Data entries
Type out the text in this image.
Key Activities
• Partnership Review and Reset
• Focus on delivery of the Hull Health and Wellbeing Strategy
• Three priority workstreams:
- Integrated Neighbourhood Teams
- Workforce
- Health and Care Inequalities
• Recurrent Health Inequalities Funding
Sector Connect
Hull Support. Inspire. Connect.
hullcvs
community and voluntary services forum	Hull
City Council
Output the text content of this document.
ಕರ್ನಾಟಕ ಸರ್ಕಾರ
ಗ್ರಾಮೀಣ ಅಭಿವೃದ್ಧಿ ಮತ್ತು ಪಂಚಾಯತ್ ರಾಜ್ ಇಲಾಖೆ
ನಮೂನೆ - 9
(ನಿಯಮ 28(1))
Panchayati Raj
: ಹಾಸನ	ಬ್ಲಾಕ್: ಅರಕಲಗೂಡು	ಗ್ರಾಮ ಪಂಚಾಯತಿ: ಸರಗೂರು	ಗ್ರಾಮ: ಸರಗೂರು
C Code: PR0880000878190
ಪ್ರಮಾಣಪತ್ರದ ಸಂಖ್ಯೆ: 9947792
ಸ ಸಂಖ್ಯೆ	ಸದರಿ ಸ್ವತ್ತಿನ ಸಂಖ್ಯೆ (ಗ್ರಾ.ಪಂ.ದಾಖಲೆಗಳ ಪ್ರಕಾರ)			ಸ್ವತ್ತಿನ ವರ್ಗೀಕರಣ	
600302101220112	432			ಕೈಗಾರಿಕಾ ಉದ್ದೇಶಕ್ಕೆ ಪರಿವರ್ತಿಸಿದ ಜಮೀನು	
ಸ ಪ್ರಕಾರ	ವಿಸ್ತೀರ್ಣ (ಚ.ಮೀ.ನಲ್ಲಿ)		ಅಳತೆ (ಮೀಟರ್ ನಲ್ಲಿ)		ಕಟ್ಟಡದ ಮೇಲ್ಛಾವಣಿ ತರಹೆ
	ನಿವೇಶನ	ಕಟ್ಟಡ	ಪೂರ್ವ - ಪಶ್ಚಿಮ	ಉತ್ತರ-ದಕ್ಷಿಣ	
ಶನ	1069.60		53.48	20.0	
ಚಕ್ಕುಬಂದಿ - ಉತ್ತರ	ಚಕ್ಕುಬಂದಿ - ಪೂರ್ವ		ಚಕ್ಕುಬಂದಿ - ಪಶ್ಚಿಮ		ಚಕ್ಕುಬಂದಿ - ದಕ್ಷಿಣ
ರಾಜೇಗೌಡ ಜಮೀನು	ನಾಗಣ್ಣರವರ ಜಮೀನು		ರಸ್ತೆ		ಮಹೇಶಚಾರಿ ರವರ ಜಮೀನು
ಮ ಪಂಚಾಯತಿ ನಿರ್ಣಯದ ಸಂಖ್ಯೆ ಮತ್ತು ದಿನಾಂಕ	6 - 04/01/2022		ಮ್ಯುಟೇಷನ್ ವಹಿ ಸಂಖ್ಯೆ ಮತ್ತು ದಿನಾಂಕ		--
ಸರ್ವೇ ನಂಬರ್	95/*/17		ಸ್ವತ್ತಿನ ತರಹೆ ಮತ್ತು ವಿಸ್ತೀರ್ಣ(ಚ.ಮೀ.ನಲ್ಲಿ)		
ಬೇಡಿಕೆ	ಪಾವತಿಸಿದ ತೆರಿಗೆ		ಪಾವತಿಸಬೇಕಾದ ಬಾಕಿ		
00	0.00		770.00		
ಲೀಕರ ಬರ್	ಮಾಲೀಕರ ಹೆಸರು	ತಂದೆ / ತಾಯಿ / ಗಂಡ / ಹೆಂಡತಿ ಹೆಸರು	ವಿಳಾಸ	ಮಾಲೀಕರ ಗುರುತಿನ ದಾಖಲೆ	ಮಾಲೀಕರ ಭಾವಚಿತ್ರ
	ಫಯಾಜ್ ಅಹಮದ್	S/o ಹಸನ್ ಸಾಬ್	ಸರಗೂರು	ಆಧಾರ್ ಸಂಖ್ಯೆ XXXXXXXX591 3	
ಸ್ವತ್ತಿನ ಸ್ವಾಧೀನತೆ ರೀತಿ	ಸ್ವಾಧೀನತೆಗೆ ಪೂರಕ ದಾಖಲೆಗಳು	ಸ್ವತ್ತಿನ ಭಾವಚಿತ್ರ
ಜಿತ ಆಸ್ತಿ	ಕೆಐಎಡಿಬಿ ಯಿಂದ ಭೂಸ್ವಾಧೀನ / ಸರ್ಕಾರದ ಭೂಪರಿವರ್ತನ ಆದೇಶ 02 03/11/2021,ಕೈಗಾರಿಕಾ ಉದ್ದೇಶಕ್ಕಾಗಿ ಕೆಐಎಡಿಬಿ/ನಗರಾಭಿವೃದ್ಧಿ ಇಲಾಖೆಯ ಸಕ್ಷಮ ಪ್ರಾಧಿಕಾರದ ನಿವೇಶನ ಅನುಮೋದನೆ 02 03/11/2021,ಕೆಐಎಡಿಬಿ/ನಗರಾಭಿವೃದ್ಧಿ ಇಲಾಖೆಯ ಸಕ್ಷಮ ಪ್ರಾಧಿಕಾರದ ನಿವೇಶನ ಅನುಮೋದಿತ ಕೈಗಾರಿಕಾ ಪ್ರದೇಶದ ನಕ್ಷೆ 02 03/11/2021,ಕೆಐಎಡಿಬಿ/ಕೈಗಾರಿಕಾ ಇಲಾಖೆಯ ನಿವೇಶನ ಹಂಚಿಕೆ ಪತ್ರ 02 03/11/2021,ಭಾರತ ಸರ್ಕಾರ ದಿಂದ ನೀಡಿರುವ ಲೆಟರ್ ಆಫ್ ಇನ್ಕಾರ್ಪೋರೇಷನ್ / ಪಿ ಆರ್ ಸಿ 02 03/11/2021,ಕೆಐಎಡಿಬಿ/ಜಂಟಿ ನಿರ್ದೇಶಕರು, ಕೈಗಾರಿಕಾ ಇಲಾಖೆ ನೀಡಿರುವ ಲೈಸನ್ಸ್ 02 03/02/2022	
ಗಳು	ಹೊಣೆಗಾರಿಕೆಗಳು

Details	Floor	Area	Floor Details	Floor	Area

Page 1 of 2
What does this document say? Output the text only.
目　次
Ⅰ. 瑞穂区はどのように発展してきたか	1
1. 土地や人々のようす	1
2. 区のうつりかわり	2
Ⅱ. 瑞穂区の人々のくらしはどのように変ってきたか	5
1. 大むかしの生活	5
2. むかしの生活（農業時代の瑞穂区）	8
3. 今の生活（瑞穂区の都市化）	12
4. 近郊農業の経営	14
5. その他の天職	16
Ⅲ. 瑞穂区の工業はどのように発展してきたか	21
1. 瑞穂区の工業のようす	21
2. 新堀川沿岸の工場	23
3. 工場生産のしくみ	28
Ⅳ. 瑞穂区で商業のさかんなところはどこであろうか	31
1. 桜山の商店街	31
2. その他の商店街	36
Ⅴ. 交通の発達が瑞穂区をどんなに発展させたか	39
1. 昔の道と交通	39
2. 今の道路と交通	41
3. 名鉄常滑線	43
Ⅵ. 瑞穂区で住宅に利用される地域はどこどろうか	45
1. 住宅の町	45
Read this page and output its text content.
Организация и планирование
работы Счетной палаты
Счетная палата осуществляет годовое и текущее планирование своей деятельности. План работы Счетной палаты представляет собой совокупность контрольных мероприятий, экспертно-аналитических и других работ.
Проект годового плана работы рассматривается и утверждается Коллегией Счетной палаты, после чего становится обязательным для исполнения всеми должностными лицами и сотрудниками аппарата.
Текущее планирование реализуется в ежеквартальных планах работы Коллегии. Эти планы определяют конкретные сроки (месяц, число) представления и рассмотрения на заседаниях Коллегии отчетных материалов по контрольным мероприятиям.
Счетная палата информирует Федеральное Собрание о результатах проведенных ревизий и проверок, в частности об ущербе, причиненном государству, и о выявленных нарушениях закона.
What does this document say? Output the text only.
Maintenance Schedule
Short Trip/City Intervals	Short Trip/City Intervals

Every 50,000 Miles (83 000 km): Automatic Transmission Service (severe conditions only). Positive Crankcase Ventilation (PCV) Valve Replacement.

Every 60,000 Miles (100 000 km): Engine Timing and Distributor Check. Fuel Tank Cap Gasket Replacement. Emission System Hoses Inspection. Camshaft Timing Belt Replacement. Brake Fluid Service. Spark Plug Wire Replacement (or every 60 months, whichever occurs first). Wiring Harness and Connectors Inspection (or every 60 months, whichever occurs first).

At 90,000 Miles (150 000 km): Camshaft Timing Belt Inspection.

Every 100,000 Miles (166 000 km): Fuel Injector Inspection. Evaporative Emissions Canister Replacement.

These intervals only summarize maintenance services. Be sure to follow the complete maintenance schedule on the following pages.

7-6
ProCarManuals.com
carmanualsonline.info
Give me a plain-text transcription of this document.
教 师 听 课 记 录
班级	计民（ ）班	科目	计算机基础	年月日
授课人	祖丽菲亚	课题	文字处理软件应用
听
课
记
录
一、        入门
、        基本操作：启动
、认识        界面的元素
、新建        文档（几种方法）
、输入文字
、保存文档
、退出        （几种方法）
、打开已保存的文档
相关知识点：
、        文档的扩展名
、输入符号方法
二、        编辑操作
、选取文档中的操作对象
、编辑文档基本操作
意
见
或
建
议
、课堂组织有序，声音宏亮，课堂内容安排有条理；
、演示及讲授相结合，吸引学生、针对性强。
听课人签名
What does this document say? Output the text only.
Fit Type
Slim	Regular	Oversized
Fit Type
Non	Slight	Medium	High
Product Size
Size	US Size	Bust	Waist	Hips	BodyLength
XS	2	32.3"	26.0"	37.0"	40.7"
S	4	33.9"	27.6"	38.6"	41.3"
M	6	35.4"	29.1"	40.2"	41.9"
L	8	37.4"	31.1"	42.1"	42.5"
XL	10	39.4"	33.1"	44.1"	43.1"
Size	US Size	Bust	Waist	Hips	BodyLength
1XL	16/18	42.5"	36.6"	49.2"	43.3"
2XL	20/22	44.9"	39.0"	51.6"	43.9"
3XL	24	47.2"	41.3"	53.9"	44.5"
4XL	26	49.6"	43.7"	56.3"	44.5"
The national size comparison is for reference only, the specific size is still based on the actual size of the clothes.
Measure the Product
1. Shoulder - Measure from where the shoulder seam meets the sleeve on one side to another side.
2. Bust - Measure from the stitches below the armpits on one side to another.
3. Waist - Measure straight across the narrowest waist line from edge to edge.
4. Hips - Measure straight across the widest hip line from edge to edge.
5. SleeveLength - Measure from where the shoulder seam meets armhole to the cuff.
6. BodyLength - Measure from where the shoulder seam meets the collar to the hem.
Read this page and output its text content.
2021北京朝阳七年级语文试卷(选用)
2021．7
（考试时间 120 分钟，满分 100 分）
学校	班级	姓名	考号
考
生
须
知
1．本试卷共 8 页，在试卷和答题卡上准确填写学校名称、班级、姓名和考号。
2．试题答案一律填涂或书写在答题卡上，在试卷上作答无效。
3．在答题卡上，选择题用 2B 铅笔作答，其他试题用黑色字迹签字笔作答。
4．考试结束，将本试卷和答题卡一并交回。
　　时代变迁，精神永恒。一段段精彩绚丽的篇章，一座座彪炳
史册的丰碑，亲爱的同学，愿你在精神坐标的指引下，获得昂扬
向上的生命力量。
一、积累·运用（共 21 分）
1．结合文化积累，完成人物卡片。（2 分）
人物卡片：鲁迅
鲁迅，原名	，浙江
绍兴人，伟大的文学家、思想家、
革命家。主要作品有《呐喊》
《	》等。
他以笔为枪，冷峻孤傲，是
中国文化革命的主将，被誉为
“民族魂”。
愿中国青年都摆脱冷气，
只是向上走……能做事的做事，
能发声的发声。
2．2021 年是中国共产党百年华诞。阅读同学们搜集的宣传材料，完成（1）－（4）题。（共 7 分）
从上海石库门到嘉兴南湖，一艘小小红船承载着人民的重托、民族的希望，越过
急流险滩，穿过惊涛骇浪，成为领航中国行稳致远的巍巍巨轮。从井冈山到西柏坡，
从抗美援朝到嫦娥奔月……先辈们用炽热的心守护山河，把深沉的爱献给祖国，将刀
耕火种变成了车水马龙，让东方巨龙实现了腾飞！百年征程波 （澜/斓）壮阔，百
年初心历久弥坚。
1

▸ **Problem**
Filter the listing for the word "where" and copy every line that holds it.

▸ **Task answer**
1. Shoulder - Measure from where the shoulder seam meets the sleeve on one side to another side.
5. SleeveLength - Measure from where the shoulder seam meets armhole to the cuff.
6. BodyLength - Measure from where the shoulder seam meets the collar to the hem.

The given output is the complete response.